* _Supplied passage_:
[Viewpoint] The case against reprocessingScientists at the Korea Atomic Energy Research Institute in early 2000 secretly conducted experiments on three different occasions to separate uranium isotopes, a chemical process to split enriched uranium out of natural uranium.
As result, they succeeded in enriching 200 milligrams of uranium to almost nuclear weapon grade, or up to 77 percent, using the laser experiment. The experiment was later discovered and reported to Director-General Mohamed ElBaradei of the International Atomic Energy Agency who readied a report about the event for the Board of Governors. In response, the Seoul government threatened to lobby against ElBaradei’s campaign for a third term.
The unwavering director-general, however, reported the affair to the IAEA Board of Governors anyway. Seoul insisted it had little knowledge of the scientific experiment, and the agency after a full-scale investigation decided not to make a formal finding of non-compliance with the Non-Proliferation Treaty.

* _Your goal_: Copy the part of the reprocessing viewpoint between "The unwavering director-general, however, reported" and "the Non-Proliferation Treaty.", inclusive, word for word. The rows after this are not needed for the work.

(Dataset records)
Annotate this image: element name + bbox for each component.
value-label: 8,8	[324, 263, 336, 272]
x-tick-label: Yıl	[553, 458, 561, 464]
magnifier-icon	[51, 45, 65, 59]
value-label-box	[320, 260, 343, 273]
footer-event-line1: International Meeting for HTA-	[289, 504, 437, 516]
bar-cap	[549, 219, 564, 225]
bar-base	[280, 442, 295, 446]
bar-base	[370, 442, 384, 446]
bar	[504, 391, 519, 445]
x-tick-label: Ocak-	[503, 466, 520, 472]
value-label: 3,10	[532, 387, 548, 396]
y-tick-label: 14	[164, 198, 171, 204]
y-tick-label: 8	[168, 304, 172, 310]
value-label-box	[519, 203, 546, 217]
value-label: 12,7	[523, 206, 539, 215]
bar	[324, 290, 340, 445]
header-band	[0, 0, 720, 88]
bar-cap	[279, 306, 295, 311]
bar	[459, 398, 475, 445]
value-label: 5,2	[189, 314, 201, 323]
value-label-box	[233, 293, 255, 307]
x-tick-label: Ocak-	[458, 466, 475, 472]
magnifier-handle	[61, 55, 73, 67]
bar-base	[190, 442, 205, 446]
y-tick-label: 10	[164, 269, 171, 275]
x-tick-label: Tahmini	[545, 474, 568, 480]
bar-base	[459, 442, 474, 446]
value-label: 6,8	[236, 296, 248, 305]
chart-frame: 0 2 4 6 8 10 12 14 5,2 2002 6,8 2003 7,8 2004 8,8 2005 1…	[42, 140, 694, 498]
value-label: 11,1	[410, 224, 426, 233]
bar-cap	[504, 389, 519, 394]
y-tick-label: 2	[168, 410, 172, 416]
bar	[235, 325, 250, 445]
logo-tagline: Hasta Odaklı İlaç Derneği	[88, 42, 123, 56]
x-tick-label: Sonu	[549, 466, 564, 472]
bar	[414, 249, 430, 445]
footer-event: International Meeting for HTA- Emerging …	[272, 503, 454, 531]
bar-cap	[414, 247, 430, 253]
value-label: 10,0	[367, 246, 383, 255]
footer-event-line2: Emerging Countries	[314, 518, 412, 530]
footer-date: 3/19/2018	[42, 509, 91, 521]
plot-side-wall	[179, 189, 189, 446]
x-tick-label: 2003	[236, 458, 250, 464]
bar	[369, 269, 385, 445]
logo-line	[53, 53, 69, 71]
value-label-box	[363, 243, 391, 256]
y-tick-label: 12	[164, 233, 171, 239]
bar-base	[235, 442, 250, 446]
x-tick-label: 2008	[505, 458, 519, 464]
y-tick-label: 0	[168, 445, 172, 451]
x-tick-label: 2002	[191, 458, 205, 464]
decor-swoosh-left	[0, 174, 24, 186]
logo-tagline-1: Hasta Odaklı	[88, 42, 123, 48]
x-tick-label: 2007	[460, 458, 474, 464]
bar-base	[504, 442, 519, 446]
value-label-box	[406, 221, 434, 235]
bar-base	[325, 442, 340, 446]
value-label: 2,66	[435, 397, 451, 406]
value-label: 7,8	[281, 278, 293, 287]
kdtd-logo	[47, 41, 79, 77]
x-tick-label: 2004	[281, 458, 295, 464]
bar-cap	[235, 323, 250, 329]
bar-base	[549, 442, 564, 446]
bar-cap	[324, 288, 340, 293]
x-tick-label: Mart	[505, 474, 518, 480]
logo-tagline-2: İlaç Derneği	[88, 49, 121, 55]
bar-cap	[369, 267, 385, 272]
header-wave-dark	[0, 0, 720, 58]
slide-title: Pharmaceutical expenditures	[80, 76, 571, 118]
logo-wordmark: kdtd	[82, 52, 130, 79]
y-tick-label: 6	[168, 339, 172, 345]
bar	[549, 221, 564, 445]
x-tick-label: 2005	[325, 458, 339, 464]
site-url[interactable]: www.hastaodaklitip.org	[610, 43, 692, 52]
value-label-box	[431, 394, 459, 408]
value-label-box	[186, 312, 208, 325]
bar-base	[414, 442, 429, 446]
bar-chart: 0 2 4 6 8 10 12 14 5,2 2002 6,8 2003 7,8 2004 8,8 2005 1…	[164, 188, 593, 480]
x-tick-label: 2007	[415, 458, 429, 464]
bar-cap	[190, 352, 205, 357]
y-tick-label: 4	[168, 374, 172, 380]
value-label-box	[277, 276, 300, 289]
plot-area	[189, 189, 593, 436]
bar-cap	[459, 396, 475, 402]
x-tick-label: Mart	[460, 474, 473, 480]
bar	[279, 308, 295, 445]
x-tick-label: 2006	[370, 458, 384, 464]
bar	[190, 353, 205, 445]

* _Task solution_:
The unwavering director-general, however, reported the affair to the IAEA Board of Governors anyway. Seoul insisted it had little knowledge of the scientific experiment, and the agency after a full-scale investigation decided not to make a formal finding of non-compliance with the Non-Proliferation Treaty.